Task details: Look through the records below and collect all lines that hold the string "binsize".

Records provided:
# # #
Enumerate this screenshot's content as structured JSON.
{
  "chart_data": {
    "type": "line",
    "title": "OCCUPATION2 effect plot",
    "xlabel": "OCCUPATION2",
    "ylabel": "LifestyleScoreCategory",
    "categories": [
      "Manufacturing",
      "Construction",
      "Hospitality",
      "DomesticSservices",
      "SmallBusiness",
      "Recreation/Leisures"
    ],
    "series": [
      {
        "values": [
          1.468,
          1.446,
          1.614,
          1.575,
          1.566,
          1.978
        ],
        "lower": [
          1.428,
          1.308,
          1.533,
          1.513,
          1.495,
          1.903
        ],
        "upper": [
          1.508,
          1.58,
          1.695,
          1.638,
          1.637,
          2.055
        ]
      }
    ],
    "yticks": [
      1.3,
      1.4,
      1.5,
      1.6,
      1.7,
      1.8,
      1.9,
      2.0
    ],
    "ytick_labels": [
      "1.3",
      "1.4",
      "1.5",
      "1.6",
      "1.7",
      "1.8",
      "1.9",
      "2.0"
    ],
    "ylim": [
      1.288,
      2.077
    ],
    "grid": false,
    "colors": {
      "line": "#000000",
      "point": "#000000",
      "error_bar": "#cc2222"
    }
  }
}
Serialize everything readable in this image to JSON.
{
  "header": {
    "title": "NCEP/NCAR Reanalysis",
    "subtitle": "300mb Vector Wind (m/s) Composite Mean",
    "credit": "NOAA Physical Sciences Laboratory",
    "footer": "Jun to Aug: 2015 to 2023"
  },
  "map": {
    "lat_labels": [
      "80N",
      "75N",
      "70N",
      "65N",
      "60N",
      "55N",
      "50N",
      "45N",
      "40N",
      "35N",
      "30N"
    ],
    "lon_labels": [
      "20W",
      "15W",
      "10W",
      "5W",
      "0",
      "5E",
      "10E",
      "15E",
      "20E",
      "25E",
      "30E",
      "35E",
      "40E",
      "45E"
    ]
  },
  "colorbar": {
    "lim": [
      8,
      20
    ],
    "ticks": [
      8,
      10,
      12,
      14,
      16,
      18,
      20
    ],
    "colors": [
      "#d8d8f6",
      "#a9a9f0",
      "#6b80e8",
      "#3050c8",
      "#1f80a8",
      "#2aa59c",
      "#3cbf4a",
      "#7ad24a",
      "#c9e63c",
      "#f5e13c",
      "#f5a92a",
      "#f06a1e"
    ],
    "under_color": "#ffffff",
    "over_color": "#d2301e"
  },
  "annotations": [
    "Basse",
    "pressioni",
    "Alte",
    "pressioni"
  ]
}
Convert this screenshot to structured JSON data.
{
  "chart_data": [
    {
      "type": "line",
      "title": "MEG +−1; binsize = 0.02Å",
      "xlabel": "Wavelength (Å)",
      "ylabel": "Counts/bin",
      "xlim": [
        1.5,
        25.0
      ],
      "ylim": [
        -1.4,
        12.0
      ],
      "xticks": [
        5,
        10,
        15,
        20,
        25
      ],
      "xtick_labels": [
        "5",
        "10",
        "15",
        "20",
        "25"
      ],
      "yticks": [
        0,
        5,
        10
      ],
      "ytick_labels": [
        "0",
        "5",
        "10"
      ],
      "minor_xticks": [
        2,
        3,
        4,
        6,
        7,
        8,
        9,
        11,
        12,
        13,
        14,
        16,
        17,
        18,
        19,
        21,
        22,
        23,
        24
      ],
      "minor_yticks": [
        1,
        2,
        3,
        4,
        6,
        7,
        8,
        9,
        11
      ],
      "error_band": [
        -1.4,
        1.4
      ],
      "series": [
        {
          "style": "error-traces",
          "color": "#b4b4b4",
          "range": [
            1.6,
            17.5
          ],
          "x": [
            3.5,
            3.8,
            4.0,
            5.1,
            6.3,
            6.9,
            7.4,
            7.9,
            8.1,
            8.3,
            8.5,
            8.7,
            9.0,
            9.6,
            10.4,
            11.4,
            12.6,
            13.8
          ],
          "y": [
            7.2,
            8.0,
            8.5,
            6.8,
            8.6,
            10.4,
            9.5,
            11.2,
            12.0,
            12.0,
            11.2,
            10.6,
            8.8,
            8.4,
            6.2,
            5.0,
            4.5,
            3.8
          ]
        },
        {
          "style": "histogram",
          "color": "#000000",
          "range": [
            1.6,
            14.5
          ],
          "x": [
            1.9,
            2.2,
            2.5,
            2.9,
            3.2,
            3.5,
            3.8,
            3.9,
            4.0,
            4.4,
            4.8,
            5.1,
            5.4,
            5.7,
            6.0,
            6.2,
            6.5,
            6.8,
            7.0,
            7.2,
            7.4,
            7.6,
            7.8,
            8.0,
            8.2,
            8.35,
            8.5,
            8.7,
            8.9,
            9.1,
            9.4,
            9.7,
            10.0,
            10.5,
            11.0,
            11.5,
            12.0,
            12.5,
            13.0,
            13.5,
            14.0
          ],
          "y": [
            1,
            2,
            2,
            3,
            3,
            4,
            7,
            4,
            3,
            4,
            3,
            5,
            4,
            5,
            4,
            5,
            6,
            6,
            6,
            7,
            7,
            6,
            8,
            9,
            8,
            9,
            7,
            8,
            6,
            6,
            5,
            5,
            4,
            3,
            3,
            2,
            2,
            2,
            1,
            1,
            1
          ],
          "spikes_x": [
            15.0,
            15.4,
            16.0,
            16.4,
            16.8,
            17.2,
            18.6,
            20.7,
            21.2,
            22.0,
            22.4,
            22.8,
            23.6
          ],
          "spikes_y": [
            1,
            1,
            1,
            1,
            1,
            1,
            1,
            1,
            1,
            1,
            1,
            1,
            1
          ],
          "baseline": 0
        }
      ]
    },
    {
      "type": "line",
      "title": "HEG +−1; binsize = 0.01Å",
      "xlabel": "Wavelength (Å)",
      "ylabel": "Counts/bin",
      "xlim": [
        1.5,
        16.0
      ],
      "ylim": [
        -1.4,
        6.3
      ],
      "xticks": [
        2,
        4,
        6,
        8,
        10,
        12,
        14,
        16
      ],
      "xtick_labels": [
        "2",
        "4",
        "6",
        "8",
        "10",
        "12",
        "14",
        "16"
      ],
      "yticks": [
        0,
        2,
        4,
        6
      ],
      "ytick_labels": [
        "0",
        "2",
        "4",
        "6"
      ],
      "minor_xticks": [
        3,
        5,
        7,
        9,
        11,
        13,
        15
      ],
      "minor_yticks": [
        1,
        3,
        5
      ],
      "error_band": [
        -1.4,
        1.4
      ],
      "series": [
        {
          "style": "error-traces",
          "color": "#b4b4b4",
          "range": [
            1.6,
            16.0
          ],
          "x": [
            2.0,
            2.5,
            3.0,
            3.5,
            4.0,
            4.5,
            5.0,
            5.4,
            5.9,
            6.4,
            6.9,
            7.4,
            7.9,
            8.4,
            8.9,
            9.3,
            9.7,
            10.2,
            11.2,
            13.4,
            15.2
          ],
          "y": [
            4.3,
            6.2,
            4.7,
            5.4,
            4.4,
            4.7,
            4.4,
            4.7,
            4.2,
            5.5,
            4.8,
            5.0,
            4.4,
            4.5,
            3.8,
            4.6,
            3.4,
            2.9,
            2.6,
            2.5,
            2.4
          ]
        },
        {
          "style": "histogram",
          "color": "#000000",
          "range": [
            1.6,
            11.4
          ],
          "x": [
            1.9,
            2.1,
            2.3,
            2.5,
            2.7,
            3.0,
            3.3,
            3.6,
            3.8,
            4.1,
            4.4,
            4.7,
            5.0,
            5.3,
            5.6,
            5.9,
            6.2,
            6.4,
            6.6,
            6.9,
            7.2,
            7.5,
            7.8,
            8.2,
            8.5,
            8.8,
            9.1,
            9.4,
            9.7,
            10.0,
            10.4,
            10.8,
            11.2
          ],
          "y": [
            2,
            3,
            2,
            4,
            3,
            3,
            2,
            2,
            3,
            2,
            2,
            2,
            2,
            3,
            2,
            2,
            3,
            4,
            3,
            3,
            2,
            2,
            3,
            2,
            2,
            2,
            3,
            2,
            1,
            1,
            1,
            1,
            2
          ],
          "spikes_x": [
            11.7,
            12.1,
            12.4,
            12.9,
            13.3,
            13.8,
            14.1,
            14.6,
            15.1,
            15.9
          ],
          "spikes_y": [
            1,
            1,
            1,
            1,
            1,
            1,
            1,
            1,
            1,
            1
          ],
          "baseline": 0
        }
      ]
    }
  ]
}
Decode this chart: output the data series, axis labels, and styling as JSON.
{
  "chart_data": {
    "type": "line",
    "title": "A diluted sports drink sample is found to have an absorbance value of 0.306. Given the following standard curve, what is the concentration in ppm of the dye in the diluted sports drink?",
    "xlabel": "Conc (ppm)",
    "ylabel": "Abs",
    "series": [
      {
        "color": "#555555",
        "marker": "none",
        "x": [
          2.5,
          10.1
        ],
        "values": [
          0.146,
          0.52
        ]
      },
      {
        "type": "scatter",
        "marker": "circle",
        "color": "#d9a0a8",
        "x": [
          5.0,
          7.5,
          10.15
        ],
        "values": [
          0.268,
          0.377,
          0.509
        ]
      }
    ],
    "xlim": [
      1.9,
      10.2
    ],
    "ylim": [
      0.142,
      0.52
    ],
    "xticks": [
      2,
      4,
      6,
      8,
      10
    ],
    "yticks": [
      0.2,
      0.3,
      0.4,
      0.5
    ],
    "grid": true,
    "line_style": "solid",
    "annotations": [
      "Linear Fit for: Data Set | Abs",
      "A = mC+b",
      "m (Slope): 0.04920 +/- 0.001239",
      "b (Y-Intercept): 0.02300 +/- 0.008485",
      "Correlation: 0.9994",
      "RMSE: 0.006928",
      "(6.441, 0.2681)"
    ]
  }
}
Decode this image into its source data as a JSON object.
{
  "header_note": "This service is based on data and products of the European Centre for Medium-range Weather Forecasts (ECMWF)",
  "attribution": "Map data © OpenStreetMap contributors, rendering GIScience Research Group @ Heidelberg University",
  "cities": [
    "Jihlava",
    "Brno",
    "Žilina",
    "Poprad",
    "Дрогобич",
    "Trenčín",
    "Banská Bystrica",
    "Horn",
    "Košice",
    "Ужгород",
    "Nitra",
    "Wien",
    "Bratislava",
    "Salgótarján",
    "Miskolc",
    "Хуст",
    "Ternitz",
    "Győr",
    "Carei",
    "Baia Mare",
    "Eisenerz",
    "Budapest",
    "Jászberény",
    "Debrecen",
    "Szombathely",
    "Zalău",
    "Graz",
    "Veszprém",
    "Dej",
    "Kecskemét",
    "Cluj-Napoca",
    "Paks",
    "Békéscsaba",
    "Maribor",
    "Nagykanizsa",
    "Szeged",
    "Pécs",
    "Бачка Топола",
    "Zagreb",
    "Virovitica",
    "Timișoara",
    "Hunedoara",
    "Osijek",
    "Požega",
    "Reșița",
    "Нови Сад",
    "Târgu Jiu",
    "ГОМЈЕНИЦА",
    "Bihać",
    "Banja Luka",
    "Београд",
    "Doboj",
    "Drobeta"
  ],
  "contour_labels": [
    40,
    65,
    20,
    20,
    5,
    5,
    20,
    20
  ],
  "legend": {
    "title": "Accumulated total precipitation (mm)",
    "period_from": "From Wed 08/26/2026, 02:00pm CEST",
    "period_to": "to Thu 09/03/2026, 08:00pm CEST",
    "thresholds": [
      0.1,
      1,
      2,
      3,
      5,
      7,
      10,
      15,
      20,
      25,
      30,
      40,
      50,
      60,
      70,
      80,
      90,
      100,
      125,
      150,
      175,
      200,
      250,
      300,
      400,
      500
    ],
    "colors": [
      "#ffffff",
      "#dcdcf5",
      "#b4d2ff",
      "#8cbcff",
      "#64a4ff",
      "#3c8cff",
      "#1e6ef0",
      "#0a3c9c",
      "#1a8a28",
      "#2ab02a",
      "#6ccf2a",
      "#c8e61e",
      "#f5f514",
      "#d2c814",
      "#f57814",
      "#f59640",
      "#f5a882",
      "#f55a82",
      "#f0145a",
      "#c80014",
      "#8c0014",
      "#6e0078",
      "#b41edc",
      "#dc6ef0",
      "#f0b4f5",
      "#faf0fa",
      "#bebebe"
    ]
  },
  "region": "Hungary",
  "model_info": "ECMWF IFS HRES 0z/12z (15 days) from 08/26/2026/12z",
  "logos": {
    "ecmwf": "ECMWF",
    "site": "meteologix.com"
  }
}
# # #
Solution to this task:
      "title": "MEG +−1; binsize = 0.02Å",
      "title": "HEG +−1; binsize = 0.01Å",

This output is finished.